• [The task]:
In the commit page on adding addmv_out for sparse CSR CUDA, what is used for float16 inputs because they do not work correctly in cusparse?

• [Supplied passage]:
┌──

Sparse CSR CUDA: add addmv_out

This PR adds `addmv_out_sparse_csr_cuda`. The operation is used to compute matrix-vector multiplication. Since structured_delegate is used we only need to implement the out variant, the in-place and normal variants are autogenerated. Working on this PR revealed that float16 (and probably bfloat16) inputs do not work correctly in cusparse, therefore for this case `addmm` is used with squeezes and unsqueezes. ghstack-source-id: 05379cadceaccd015195d9e29fde0829ca84cbe1 Pull Request resolved: pytorch#61407
IvanYashchuk · Jul 9, 2021 · 7e78952 · 7e78952
1 parent 87e5e84
commit 7e78952
Show file tree

Hide file tree

Showing 8 changed files with 206 additions and 7 deletions.

└──

• [Data extract]:
┌──

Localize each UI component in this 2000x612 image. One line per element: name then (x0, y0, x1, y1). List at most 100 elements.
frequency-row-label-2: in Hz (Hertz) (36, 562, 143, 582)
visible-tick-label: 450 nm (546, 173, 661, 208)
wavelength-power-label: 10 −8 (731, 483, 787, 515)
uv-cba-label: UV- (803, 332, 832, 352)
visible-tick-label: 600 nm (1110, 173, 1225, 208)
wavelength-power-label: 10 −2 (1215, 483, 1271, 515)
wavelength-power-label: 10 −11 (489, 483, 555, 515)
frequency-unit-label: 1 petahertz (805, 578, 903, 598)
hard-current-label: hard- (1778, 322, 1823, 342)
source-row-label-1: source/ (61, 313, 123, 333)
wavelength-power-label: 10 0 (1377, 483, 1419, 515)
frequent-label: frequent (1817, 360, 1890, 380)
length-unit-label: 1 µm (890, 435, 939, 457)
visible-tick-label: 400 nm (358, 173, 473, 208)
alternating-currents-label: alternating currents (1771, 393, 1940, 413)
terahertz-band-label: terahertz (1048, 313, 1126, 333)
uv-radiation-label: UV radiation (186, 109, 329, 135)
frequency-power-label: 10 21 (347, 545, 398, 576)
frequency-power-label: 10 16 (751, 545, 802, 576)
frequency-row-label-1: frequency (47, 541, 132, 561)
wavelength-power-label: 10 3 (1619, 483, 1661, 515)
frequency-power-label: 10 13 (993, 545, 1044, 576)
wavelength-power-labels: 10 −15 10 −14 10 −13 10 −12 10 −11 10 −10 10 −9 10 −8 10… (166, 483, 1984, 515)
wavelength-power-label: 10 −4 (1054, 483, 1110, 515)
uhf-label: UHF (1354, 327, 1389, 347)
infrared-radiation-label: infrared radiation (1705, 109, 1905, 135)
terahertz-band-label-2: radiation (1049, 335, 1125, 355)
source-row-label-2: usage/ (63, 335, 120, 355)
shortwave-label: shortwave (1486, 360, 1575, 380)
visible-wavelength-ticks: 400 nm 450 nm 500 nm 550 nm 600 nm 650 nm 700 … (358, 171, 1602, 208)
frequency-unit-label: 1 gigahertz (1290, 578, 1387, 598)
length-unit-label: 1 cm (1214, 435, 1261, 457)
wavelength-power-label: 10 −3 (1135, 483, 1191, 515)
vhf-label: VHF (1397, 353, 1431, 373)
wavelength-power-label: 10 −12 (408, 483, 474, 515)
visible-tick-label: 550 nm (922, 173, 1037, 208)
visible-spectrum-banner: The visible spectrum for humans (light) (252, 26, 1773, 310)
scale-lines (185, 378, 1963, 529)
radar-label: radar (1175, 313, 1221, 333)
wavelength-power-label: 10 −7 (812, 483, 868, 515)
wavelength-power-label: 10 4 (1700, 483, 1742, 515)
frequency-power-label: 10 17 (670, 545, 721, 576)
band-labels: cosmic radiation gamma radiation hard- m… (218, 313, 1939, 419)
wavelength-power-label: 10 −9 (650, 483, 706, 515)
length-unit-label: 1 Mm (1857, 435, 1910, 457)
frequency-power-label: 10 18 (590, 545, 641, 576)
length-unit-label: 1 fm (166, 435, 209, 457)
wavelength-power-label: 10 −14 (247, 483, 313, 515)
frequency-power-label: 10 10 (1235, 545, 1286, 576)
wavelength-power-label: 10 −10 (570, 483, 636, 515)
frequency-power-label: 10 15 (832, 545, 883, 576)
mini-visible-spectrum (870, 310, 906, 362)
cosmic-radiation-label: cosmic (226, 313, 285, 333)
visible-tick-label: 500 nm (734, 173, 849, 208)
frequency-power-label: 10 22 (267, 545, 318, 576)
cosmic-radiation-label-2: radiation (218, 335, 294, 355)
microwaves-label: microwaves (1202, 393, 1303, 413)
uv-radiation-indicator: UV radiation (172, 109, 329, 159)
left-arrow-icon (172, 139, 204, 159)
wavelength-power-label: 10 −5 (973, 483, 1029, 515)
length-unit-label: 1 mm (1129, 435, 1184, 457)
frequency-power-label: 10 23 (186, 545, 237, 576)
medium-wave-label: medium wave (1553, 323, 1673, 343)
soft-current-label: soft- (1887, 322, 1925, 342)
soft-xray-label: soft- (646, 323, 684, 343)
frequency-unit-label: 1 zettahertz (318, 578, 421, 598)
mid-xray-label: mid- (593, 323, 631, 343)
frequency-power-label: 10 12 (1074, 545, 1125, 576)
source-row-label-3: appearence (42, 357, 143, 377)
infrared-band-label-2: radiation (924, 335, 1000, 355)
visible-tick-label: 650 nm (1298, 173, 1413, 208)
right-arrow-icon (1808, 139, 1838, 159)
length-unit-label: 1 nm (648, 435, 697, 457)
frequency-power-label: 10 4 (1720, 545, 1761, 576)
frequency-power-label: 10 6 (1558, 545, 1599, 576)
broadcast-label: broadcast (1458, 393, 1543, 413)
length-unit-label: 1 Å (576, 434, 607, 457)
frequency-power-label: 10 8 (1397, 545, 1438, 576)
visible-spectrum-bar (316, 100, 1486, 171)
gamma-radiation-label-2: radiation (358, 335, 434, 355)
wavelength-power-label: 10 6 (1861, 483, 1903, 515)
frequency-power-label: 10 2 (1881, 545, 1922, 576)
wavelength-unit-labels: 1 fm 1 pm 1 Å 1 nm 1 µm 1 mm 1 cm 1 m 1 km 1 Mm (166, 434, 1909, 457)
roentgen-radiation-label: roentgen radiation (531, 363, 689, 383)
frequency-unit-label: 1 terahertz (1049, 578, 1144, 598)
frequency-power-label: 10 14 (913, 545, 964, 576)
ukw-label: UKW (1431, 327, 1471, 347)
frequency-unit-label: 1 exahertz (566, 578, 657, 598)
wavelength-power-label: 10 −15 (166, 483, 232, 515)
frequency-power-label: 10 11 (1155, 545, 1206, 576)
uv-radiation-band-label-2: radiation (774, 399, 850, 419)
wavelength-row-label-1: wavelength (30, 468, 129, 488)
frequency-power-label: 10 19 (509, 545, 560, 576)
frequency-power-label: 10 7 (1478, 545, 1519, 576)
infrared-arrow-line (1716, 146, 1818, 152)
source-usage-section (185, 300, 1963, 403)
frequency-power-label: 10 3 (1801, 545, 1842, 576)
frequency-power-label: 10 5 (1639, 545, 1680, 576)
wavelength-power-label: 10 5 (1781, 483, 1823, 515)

└──

• [Written response]:
`addmm` is used, with squeezes and unsqueezes.